* WHAT THE TASK ASKS *
Scan each line of the records for the word "this" and extract the ones that have it.

◆ ◆ ◆ ◆

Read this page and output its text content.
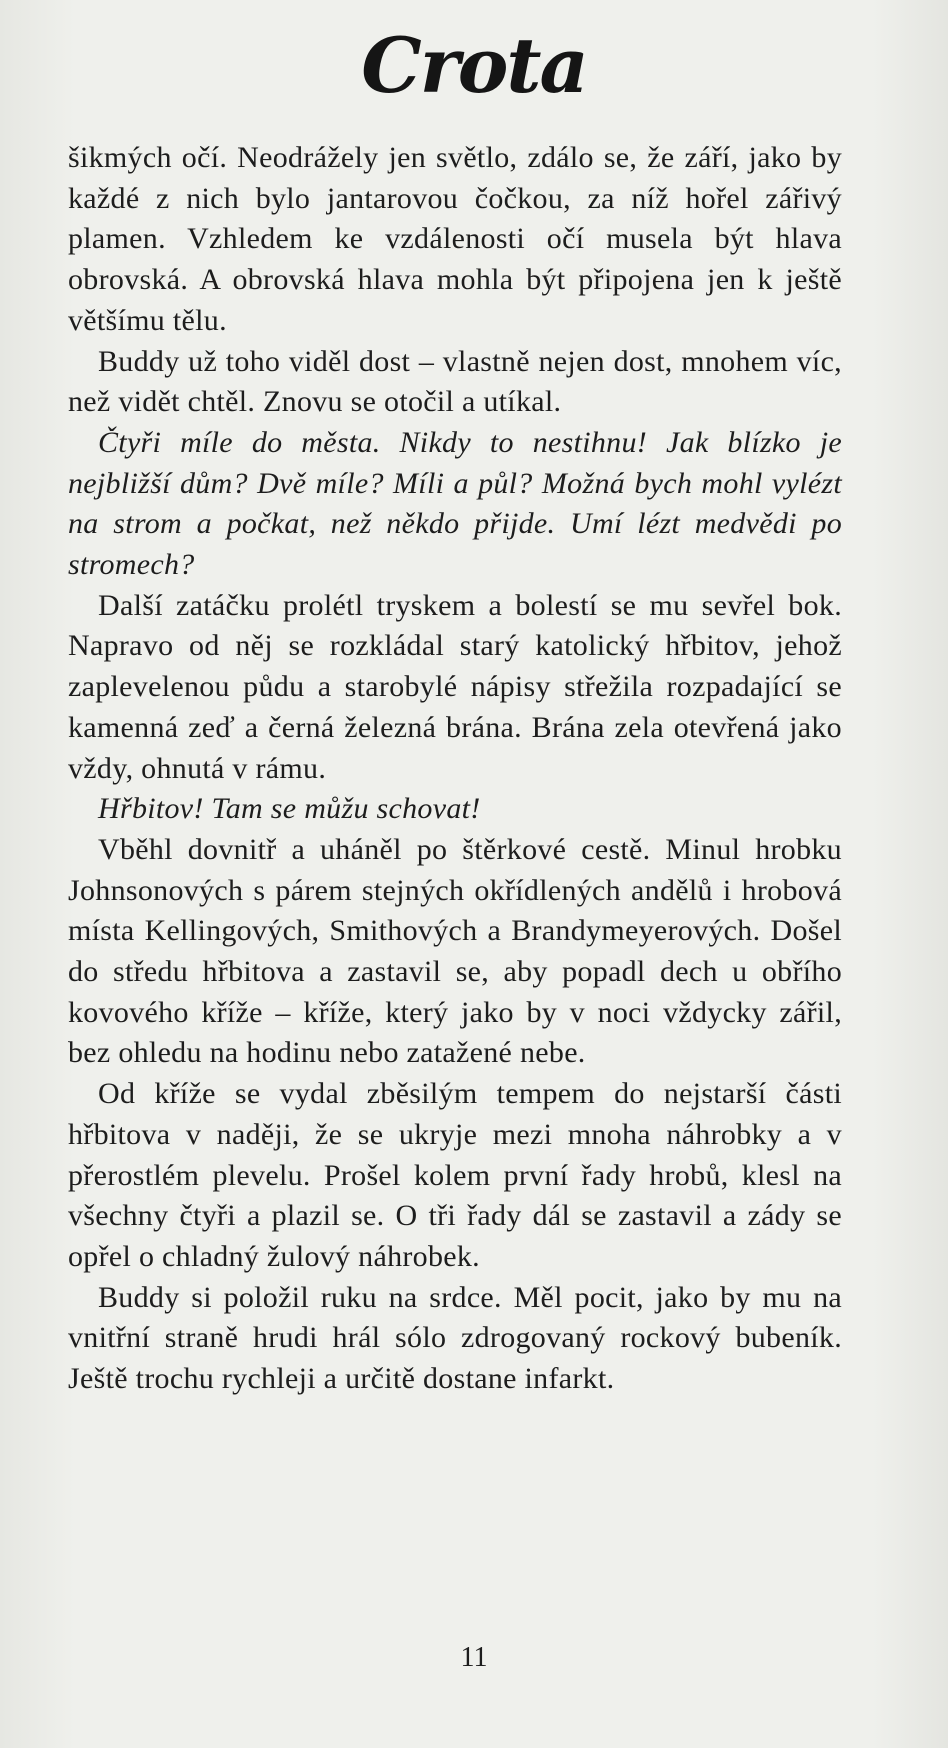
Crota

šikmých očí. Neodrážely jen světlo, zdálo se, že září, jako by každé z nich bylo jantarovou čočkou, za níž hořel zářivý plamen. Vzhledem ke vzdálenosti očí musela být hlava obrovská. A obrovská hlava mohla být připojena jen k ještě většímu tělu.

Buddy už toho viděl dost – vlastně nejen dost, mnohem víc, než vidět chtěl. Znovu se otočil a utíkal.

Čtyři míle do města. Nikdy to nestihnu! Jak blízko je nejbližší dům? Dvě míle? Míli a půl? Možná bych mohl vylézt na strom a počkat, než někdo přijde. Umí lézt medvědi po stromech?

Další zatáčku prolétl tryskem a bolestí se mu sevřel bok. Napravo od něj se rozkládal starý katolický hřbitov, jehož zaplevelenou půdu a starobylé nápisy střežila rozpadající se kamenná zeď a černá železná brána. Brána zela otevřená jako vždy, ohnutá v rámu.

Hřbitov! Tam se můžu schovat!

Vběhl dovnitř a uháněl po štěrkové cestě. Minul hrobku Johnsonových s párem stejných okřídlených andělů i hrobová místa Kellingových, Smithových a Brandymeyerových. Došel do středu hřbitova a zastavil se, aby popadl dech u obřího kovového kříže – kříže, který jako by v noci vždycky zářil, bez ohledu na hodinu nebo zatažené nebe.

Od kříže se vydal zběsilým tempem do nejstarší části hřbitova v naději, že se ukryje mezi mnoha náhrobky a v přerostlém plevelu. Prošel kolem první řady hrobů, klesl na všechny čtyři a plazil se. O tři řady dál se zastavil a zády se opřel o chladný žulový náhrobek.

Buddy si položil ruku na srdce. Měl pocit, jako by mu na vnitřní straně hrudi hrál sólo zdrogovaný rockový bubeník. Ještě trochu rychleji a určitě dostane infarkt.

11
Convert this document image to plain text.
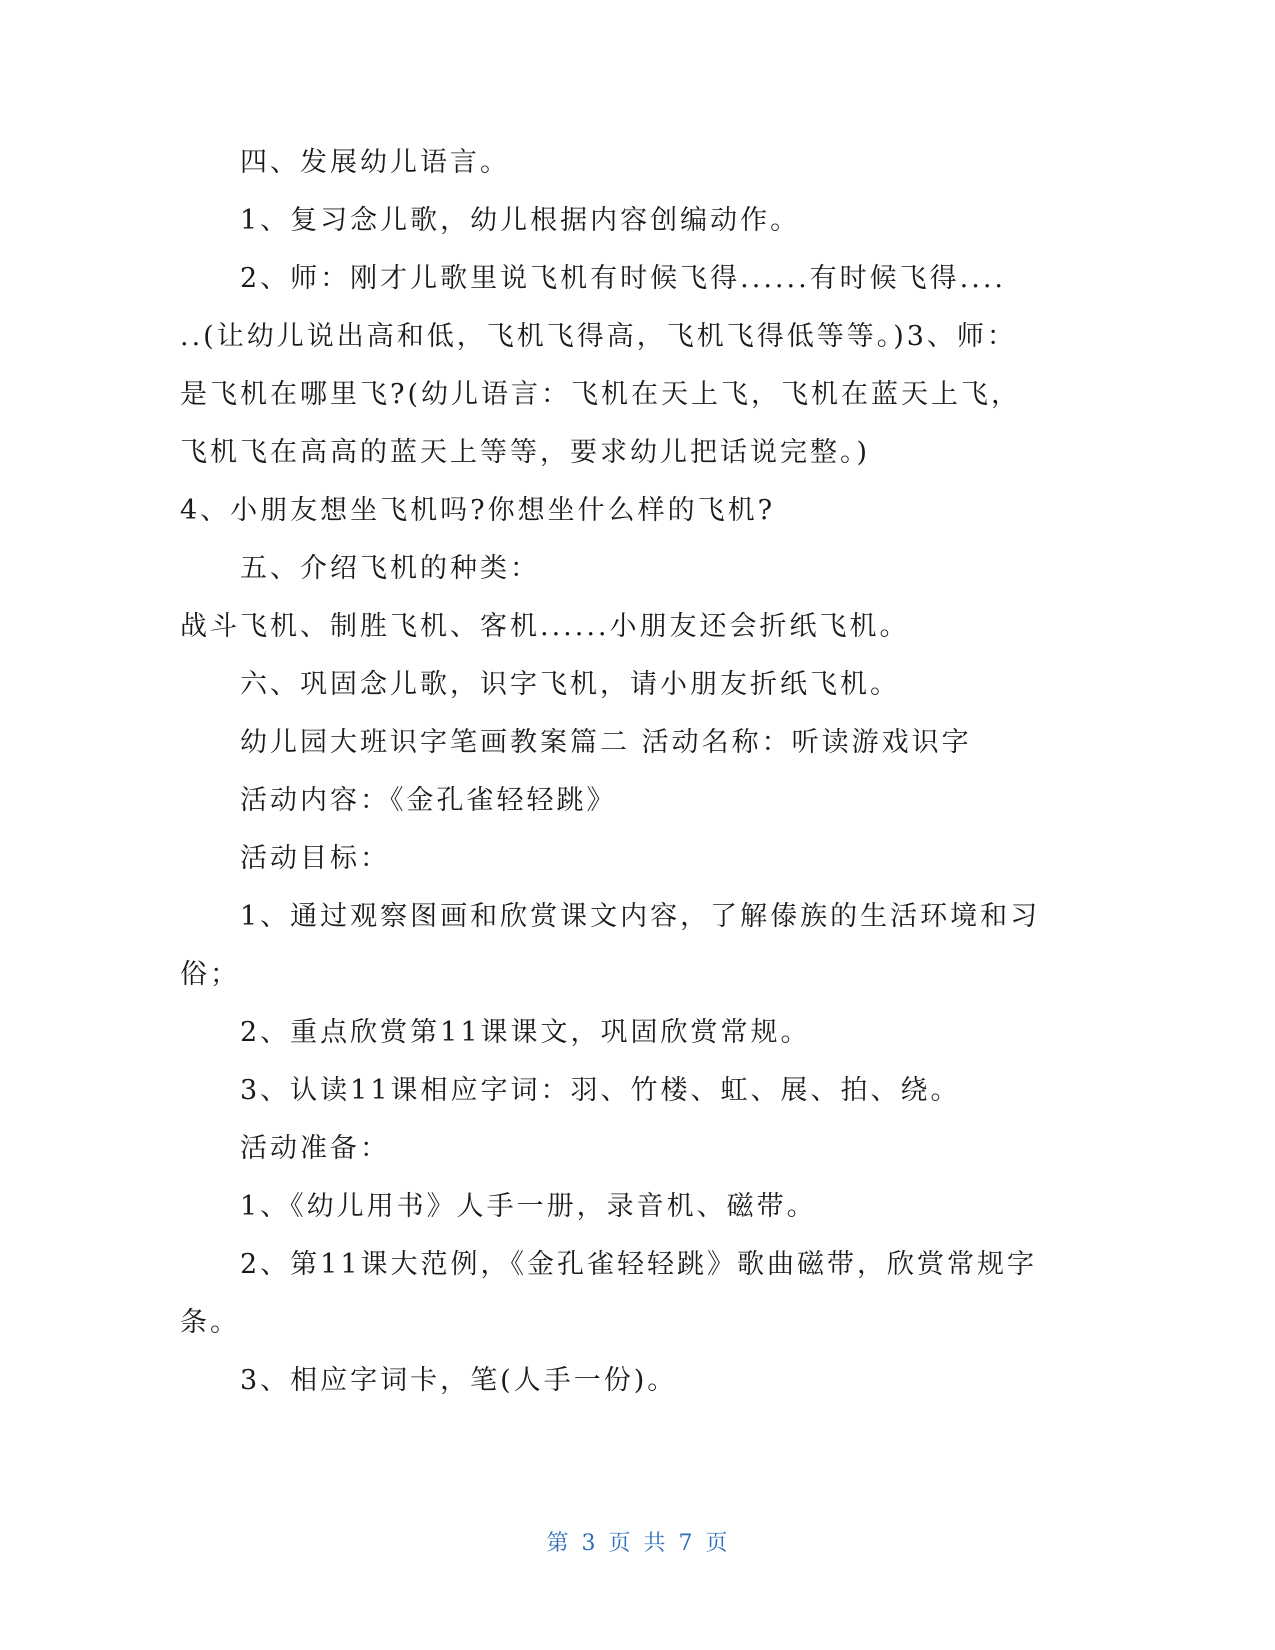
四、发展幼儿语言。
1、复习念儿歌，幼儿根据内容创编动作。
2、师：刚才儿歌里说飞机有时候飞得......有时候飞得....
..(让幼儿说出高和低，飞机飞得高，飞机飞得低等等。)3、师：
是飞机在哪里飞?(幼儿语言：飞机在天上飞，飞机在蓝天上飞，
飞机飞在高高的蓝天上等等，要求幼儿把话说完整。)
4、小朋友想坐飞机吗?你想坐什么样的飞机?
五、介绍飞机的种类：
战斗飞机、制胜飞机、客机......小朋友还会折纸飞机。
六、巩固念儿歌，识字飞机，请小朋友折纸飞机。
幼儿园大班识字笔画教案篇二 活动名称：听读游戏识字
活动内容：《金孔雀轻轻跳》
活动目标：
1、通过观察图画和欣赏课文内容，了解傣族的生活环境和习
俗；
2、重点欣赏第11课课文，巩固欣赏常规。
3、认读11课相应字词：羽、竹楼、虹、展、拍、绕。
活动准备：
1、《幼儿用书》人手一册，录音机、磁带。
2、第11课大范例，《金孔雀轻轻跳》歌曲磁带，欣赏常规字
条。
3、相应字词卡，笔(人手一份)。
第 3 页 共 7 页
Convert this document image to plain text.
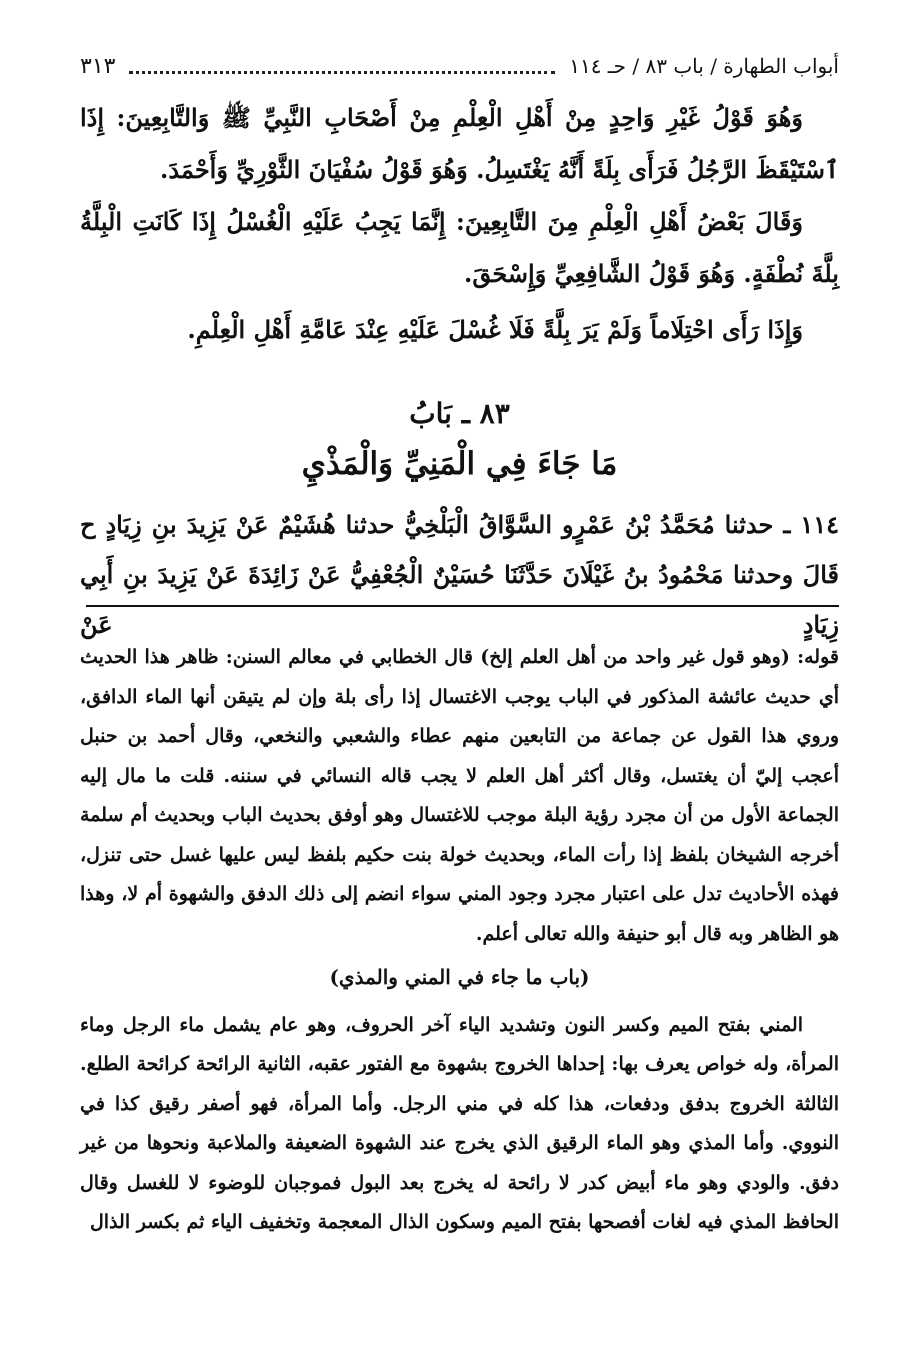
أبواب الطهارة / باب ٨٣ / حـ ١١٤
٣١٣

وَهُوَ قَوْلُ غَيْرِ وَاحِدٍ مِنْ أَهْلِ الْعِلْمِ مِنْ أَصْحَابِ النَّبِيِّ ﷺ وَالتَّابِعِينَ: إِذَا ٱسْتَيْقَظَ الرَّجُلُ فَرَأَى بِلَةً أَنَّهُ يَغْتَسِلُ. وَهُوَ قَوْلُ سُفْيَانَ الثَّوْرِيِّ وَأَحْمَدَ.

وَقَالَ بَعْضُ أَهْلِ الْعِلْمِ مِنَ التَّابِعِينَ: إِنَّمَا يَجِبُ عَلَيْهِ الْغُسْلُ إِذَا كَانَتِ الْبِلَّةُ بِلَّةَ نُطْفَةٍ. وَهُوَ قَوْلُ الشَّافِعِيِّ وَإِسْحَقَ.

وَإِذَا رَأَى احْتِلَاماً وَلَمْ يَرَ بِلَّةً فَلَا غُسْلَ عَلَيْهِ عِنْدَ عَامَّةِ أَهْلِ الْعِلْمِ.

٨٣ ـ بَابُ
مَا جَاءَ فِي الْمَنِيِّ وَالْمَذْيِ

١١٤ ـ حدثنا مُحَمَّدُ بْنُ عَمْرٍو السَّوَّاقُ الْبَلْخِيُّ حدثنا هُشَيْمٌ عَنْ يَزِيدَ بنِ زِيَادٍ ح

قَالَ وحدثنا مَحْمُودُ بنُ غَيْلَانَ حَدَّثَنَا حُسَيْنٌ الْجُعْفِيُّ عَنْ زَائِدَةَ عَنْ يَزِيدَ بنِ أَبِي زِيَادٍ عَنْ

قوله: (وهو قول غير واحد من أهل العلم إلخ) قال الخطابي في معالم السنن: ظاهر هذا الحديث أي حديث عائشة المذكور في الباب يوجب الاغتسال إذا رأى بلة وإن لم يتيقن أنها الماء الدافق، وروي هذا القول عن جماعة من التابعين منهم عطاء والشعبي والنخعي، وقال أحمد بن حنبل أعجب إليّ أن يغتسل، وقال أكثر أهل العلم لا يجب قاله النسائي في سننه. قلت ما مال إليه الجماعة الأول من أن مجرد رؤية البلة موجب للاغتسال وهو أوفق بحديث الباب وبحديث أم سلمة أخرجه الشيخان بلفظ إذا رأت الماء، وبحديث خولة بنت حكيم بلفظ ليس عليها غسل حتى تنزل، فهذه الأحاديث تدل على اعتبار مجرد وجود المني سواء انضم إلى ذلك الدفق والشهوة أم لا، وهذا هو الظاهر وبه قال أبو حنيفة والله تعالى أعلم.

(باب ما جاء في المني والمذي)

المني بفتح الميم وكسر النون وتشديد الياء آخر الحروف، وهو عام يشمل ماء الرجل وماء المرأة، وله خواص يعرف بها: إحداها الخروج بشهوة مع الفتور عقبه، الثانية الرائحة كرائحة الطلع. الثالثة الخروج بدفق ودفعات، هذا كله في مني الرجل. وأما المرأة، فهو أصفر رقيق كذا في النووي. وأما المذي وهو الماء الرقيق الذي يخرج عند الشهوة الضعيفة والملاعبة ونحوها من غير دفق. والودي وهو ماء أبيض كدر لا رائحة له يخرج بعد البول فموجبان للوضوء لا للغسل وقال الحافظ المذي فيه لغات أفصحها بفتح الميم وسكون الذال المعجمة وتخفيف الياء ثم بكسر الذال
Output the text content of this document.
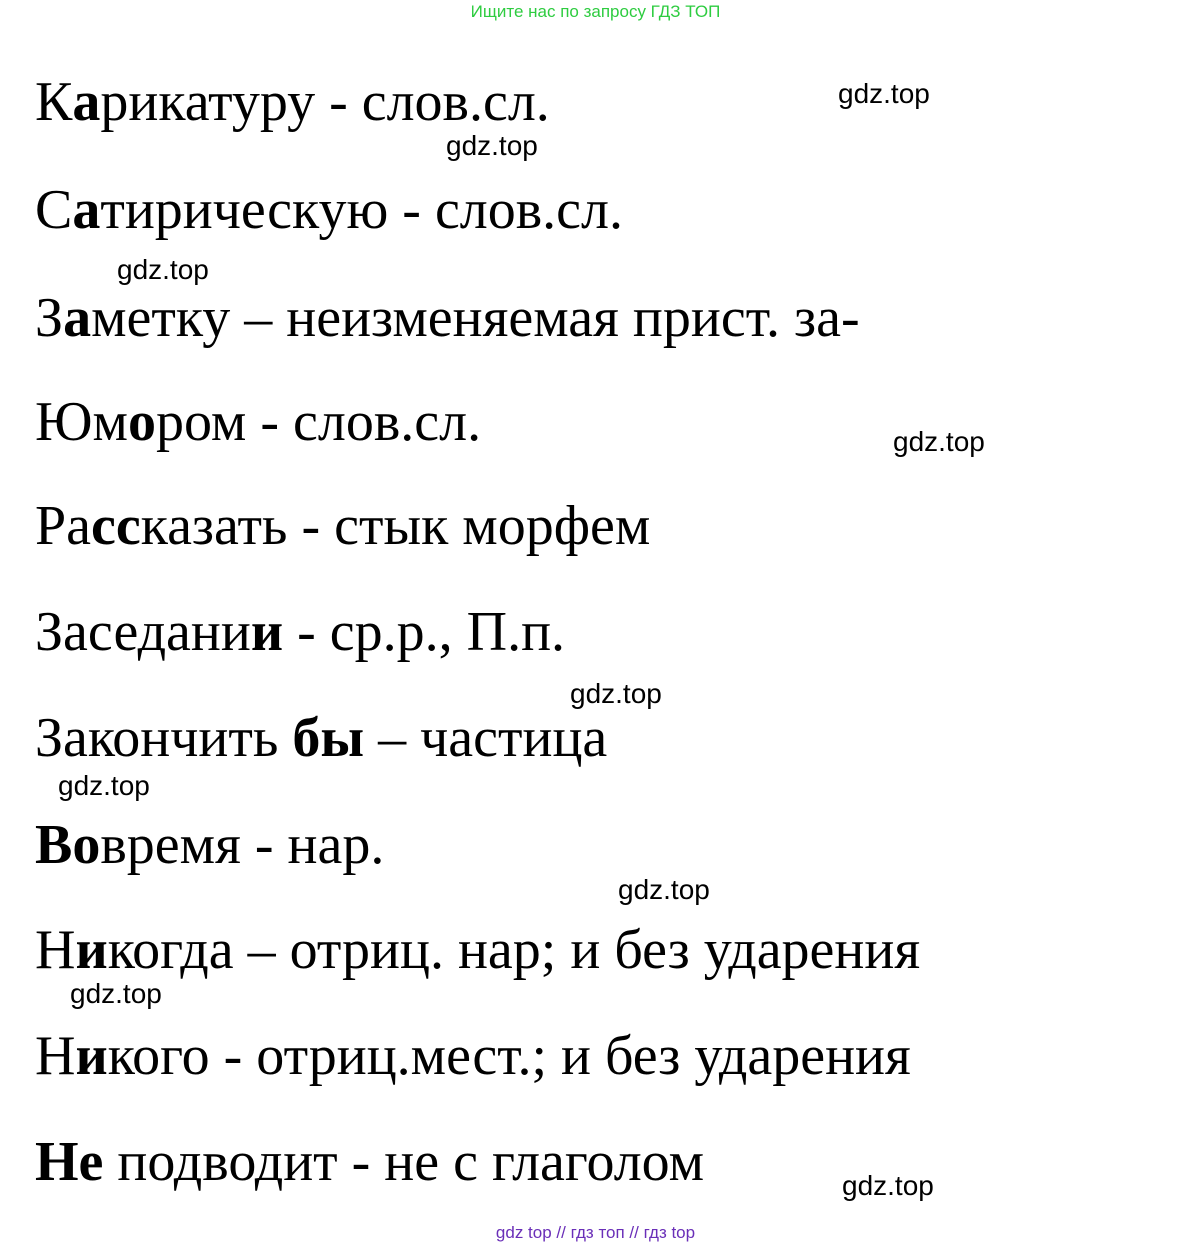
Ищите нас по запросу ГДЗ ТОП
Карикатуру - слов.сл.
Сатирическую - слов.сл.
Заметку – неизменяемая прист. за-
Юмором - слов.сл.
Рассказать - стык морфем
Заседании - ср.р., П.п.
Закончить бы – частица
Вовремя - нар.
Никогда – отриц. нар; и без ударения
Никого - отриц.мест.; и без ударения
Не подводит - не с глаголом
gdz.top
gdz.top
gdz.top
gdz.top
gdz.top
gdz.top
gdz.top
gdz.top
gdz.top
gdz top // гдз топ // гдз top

◆ ◆ ◆ ◆

* EXPECTED ANSWER *
Read this page and output its text content.
Convert this document image to plain text.
Convert this document image to plain text.
Output the text content of this document.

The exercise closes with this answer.